● TASK DESCRIPTION: Copy each line that has the string "amount" somewhere in it.

******

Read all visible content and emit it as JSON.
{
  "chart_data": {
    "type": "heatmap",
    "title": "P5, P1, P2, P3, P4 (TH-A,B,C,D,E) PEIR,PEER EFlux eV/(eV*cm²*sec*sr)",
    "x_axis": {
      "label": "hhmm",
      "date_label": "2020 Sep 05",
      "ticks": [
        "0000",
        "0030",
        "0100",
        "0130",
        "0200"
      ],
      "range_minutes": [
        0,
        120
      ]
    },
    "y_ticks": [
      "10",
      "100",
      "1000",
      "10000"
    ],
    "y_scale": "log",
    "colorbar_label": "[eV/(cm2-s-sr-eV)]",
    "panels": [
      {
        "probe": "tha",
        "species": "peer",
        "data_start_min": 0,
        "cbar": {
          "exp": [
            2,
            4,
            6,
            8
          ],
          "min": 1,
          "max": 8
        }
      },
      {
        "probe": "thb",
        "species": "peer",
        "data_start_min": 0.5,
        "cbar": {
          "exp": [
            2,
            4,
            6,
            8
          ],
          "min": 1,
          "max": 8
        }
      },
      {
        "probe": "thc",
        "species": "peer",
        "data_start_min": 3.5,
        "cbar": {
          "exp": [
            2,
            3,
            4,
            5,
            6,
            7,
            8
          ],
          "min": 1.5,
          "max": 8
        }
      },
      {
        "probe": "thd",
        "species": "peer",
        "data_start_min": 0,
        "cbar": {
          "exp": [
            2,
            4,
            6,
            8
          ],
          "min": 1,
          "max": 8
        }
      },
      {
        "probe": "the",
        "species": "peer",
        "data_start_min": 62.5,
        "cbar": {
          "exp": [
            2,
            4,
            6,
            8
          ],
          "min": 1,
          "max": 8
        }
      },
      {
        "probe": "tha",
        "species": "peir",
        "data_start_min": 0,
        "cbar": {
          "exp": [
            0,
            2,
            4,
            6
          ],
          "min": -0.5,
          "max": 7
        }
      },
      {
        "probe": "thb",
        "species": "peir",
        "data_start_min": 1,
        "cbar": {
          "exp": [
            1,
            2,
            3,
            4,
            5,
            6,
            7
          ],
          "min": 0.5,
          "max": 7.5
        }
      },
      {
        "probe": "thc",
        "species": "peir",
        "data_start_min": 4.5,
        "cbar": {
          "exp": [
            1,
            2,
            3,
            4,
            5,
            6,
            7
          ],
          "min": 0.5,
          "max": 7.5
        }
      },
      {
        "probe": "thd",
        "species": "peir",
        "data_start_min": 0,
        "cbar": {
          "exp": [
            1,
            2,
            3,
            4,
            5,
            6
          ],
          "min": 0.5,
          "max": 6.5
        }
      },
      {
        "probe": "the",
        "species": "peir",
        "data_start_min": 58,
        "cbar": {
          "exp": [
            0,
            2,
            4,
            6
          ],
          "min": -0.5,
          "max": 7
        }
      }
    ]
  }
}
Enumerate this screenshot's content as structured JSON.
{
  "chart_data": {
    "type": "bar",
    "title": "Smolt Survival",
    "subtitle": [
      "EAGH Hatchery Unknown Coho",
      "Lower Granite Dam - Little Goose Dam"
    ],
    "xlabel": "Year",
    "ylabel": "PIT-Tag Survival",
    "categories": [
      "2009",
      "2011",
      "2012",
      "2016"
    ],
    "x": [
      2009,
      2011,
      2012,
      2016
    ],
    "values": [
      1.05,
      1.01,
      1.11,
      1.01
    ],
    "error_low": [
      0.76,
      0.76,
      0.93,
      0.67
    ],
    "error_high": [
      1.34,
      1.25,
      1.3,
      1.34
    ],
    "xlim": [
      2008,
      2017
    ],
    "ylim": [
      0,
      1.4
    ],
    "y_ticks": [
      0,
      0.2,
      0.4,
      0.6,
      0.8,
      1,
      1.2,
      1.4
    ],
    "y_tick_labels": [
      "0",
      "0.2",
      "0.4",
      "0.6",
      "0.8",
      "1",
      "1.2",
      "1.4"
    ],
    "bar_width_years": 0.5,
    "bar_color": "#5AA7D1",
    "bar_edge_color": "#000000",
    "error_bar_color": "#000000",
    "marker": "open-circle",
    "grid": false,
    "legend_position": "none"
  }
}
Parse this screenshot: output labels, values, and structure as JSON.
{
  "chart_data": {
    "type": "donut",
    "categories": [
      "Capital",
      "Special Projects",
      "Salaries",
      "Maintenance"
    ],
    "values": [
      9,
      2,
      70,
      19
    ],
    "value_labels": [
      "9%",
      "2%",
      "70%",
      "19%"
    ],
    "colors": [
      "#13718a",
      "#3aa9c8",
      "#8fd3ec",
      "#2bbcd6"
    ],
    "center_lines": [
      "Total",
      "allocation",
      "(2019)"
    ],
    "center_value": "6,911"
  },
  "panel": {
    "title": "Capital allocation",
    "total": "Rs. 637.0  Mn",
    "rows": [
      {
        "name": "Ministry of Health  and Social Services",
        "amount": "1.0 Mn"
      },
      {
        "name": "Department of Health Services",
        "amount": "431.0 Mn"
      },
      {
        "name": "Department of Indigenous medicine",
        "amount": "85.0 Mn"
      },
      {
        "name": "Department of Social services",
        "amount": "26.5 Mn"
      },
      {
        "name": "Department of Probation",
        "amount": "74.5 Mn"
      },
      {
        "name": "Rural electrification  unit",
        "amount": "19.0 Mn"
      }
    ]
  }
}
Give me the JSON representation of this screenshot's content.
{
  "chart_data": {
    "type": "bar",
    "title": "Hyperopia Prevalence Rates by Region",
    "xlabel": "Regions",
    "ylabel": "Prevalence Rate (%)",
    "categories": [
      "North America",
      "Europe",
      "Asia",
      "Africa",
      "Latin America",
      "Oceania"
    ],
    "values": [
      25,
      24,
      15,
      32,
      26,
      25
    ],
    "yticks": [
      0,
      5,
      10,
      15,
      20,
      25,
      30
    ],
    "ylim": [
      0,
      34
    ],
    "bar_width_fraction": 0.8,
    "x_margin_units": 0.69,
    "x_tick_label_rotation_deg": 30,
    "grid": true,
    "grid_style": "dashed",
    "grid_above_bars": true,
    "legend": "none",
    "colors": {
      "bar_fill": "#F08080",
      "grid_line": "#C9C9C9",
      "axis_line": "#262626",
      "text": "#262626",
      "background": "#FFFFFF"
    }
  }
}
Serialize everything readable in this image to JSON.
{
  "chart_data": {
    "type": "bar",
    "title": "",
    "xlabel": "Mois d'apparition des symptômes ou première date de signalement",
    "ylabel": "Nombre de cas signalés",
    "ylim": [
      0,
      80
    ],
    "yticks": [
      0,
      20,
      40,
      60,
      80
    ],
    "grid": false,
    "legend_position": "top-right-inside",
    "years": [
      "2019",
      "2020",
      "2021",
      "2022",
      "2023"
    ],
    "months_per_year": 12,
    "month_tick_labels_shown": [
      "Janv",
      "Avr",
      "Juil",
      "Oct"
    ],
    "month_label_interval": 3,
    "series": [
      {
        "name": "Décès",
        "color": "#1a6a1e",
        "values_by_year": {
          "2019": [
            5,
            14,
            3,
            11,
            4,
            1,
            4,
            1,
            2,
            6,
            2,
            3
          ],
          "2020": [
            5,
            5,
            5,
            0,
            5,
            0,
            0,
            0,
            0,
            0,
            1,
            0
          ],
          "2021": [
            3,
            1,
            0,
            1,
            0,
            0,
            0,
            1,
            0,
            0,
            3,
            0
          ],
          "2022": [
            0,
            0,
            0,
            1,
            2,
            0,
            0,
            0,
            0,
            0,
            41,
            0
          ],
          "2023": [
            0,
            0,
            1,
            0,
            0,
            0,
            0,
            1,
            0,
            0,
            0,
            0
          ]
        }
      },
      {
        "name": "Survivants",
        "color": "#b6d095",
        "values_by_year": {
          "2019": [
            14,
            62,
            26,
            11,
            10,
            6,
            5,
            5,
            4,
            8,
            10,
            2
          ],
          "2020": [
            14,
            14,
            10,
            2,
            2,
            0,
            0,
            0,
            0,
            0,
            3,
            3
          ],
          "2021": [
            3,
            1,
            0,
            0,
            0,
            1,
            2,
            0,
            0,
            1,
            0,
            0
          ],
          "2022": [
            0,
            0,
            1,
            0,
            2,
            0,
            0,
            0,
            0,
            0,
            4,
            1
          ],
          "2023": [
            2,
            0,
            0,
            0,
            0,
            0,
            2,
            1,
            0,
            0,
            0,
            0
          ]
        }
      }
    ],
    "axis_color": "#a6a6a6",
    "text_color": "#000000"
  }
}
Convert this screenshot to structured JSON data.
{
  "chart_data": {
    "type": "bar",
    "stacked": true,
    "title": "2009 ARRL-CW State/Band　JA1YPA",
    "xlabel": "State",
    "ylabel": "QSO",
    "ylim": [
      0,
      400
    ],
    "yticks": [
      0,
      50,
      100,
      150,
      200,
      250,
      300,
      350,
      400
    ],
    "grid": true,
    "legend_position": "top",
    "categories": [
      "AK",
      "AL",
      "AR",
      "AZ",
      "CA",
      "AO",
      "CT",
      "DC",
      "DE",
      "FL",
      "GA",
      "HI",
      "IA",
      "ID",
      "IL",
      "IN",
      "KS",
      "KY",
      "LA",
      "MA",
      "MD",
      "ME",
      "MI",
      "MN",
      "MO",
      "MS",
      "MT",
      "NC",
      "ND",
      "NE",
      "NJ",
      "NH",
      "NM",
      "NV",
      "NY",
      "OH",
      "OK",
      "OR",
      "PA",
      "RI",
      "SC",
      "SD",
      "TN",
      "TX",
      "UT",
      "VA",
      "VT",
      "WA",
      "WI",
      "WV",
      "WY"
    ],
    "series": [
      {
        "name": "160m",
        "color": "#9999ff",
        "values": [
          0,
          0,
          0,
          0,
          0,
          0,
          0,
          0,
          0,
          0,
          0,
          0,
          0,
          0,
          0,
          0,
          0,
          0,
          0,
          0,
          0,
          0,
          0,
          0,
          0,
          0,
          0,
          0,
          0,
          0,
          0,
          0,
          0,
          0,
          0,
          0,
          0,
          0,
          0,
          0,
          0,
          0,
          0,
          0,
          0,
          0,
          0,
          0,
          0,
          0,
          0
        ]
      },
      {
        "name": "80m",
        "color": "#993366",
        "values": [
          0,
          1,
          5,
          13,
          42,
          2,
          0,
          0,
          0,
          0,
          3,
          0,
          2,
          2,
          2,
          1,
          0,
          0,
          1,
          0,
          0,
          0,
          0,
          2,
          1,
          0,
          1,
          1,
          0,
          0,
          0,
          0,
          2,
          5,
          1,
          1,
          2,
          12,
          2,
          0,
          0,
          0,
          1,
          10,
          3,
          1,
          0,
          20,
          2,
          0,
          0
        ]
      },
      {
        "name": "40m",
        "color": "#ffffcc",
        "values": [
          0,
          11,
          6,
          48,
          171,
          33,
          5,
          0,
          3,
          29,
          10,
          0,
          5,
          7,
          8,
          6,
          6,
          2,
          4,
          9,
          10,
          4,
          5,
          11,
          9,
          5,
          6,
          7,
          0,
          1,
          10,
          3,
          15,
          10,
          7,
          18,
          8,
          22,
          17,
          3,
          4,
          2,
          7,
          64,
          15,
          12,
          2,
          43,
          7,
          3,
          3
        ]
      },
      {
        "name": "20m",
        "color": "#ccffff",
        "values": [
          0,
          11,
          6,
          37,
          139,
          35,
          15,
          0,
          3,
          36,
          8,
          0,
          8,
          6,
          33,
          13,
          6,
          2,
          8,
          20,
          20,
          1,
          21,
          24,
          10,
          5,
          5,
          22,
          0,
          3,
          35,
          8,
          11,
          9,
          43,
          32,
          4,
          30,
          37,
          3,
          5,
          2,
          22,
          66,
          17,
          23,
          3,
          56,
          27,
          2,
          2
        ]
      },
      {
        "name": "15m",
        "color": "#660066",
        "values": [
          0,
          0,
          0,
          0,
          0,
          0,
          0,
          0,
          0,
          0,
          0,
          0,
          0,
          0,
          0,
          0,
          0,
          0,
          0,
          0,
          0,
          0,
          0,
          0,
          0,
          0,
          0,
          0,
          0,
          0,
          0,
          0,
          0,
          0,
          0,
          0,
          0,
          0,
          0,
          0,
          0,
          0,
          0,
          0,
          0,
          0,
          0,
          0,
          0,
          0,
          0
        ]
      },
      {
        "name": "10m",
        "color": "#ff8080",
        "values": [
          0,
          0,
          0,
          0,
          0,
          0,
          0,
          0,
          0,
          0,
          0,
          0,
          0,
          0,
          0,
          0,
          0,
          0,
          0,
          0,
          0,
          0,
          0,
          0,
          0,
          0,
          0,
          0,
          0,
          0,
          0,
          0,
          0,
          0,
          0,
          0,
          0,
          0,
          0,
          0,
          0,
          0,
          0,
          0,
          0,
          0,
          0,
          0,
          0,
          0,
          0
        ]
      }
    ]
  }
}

******

● COMPLETED TASK:
        "amount": "1.0 Mn"
        "amount": "431.0 Mn"
        "amount": "85.0 Mn"
        "amount": "26.5 Mn"
        "amount": "74.5 Mn"
        "amount": "19.0 Mn"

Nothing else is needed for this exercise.